**Request**
Make an exact copy of the entries below with the pictures removed.

**Source data**

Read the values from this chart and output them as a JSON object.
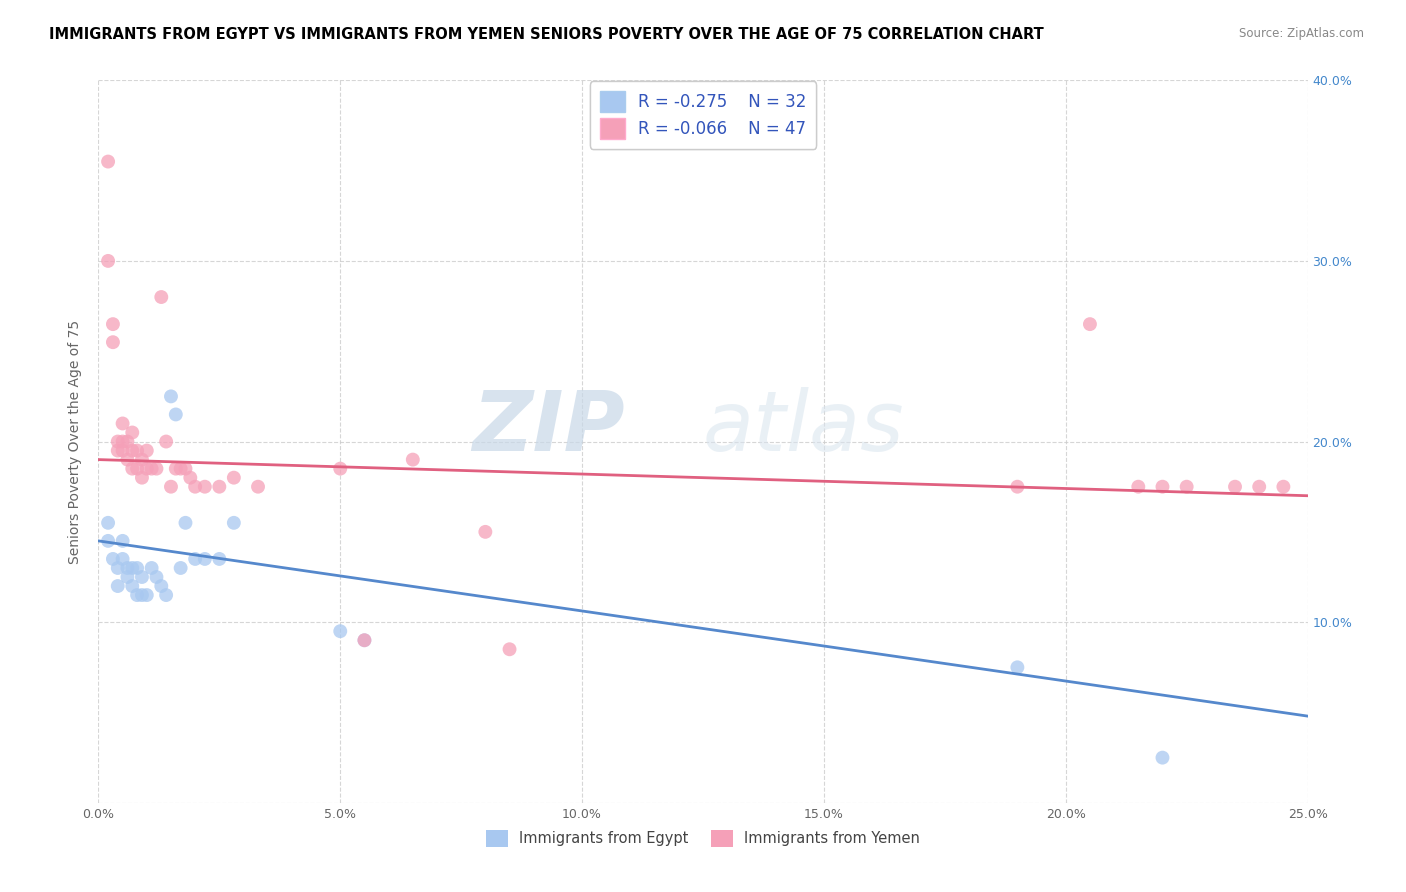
{
  "title": "IMMIGRANTS FROM EGYPT VS IMMIGRANTS FROM YEMEN SENIORS POVERTY OVER THE AGE OF 75 CORRELATION CHART",
  "source": "Source: ZipAtlas.com",
  "ylabel": "Seniors Poverty Over the Age of 75",
  "xlim": [
    0.0,
    0.25
  ],
  "ylim": [
    0.0,
    0.4
  ],
  "xticks": [
    0.0,
    0.05,
    0.1,
    0.15,
    0.2,
    0.25
  ],
  "yticks": [
    0.0,
    0.1,
    0.2,
    0.3,
    0.4
  ],
  "legend_egypt_r": "-0.275",
  "legend_egypt_n": "32",
  "legend_yemen_r": "-0.066",
  "legend_yemen_n": "47",
  "egypt_color": "#a8c8f0",
  "egypt_line_color": "#5588cc",
  "yemen_color": "#f5a0b8",
  "yemen_line_color": "#e06080",
  "watermark_zip": "ZIP",
  "watermark_atlas": "atlas",
  "egypt_line_start_y": 0.145,
  "egypt_line_end_y": 0.048,
  "yemen_line_start_y": 0.19,
  "yemen_line_end_y": 0.17,
  "egypt_scatter_x": [
    0.002,
    0.002,
    0.003,
    0.004,
    0.004,
    0.005,
    0.005,
    0.006,
    0.006,
    0.007,
    0.007,
    0.008,
    0.008,
    0.009,
    0.009,
    0.01,
    0.011,
    0.012,
    0.013,
    0.014,
    0.015,
    0.016,
    0.017,
    0.018,
    0.02,
    0.022,
    0.025,
    0.028,
    0.05,
    0.055,
    0.19,
    0.22
  ],
  "egypt_scatter_y": [
    0.155,
    0.145,
    0.135,
    0.13,
    0.12,
    0.145,
    0.135,
    0.13,
    0.125,
    0.13,
    0.12,
    0.13,
    0.115,
    0.125,
    0.115,
    0.115,
    0.13,
    0.125,
    0.12,
    0.115,
    0.225,
    0.215,
    0.13,
    0.155,
    0.135,
    0.135,
    0.135,
    0.155,
    0.095,
    0.09,
    0.075,
    0.025
  ],
  "yemen_scatter_x": [
    0.002,
    0.002,
    0.003,
    0.003,
    0.004,
    0.004,
    0.005,
    0.005,
    0.005,
    0.006,
    0.006,
    0.007,
    0.007,
    0.007,
    0.008,
    0.008,
    0.009,
    0.009,
    0.01,
    0.01,
    0.011,
    0.012,
    0.013,
    0.014,
    0.015,
    0.016,
    0.017,
    0.018,
    0.019,
    0.02,
    0.022,
    0.025,
    0.028,
    0.033,
    0.05,
    0.055,
    0.065,
    0.08,
    0.085,
    0.19,
    0.205,
    0.215,
    0.22,
    0.225,
    0.235,
    0.24,
    0.245
  ],
  "yemen_scatter_y": [
    0.355,
    0.3,
    0.265,
    0.255,
    0.2,
    0.195,
    0.21,
    0.2,
    0.195,
    0.2,
    0.19,
    0.205,
    0.195,
    0.185,
    0.195,
    0.185,
    0.19,
    0.18,
    0.195,
    0.185,
    0.185,
    0.185,
    0.28,
    0.2,
    0.175,
    0.185,
    0.185,
    0.185,
    0.18,
    0.175,
    0.175,
    0.175,
    0.18,
    0.175,
    0.185,
    0.09,
    0.19,
    0.15,
    0.085,
    0.175,
    0.265,
    0.175,
    0.175,
    0.175,
    0.175,
    0.175,
    0.175
  ],
  "background_color": "#ffffff",
  "grid_color": "#cccccc",
  "title_fontsize": 10.5,
  "axis_fontsize": 10,
  "tick_fontsize": 9,
  "legend_fontsize": 12
}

**Exercise answer**
Read the values from this chart and output them as a JSON object.
{
  "title": "IMMIGRANTS FROM EGYPT VS IMMIGRANTS FROM YEMEN SENIORS POVERTY OVER THE AGE OF 75 CORRELATION CHART",
  "source": "Source: ZipAtlas.com",
  "ylabel": "Seniors Poverty Over the Age of 75",
  "xlim": [
    0.0,
    0.25
  ],
  "ylim": [
    0.0,
    0.4
  ],
  "xticks": [
    0.0,
    0.05,
    0.1,
    0.15,
    0.2,
    0.25
  ],
  "yticks": [
    0.0,
    0.1,
    0.2,
    0.3,
    0.4
  ],
  "legend_egypt_r": "-0.275",
  "legend_egypt_n": "32",
  "legend_yemen_r": "-0.066",
  "legend_yemen_n": "47",
  "egypt_color": "#a8c8f0",
  "egypt_line_color": "#5588cc",
  "yemen_color": "#f5a0b8",
  "yemen_line_color": "#e06080",
  "watermark_zip": "ZIP",
  "watermark_atlas": "atlas",
  "egypt_line_start_y": 0.145,
  "egypt_line_end_y": 0.048,
  "yemen_line_start_y": 0.19,
  "yemen_line_end_y": 0.17,
  "egypt_scatter_x": [
    0.002,
    0.002,
    0.003,
    0.004,
    0.004,
    0.005,
    0.005,
    0.006,
    0.006,
    0.007,
    0.007,
    0.008,
    0.008,
    0.009,
    0.009,
    0.01,
    0.011,
    0.012,
    0.013,
    0.014,
    0.015,
    0.016,
    0.017,
    0.018,
    0.02,
    0.022,
    0.025,
    0.028,
    0.05,
    0.055,
    0.19,
    0.22
  ],
  "egypt_scatter_y": [
    0.155,
    0.145,
    0.135,
    0.13,
    0.12,
    0.145,
    0.135,
    0.13,
    0.125,
    0.13,
    0.12,
    0.13,
    0.115,
    0.125,
    0.115,
    0.115,
    0.13,
    0.125,
    0.12,
    0.115,
    0.225,
    0.215,
    0.13,
    0.155,
    0.135,
    0.135,
    0.135,
    0.155,
    0.095,
    0.09,
    0.075,
    0.025
  ],
  "yemen_scatter_x": [
    0.002,
    0.002,
    0.003,
    0.003,
    0.004,
    0.004,
    0.005,
    0.005,
    0.005,
    0.006,
    0.006,
    0.007,
    0.007,
    0.007,
    0.008,
    0.008,
    0.009,
    0.009,
    0.01,
    0.01,
    0.011,
    0.012,
    0.013,
    0.014,
    0.015,
    0.016,
    0.017,
    0.018,
    0.019,
    0.02,
    0.022,
    0.025,
    0.028,
    0.033,
    0.05,
    0.055,
    0.065,
    0.08,
    0.085,
    0.19,
    0.205,
    0.215,
    0.22,
    0.225,
    0.235,
    0.24,
    0.245
  ],
  "yemen_scatter_y": [
    0.355,
    0.3,
    0.265,
    0.255,
    0.2,
    0.195,
    0.21,
    0.2,
    0.195,
    0.2,
    0.19,
    0.205,
    0.195,
    0.185,
    0.195,
    0.185,
    0.19,
    0.18,
    0.195,
    0.185,
    0.185,
    0.185,
    0.28,
    0.2,
    0.175,
    0.185,
    0.185,
    0.185,
    0.18,
    0.175,
    0.175,
    0.175,
    0.18,
    0.175,
    0.185,
    0.09,
    0.19,
    0.15,
    0.085,
    0.175,
    0.265,
    0.175,
    0.175,
    0.175,
    0.175,
    0.175,
    0.175
  ],
  "background_color": "#ffffff",
  "grid_color": "#cccccc",
  "title_fontsize": 10.5,
  "axis_fontsize": 10,
  "tick_fontsize": 9,
  "legend_fontsize": 12
}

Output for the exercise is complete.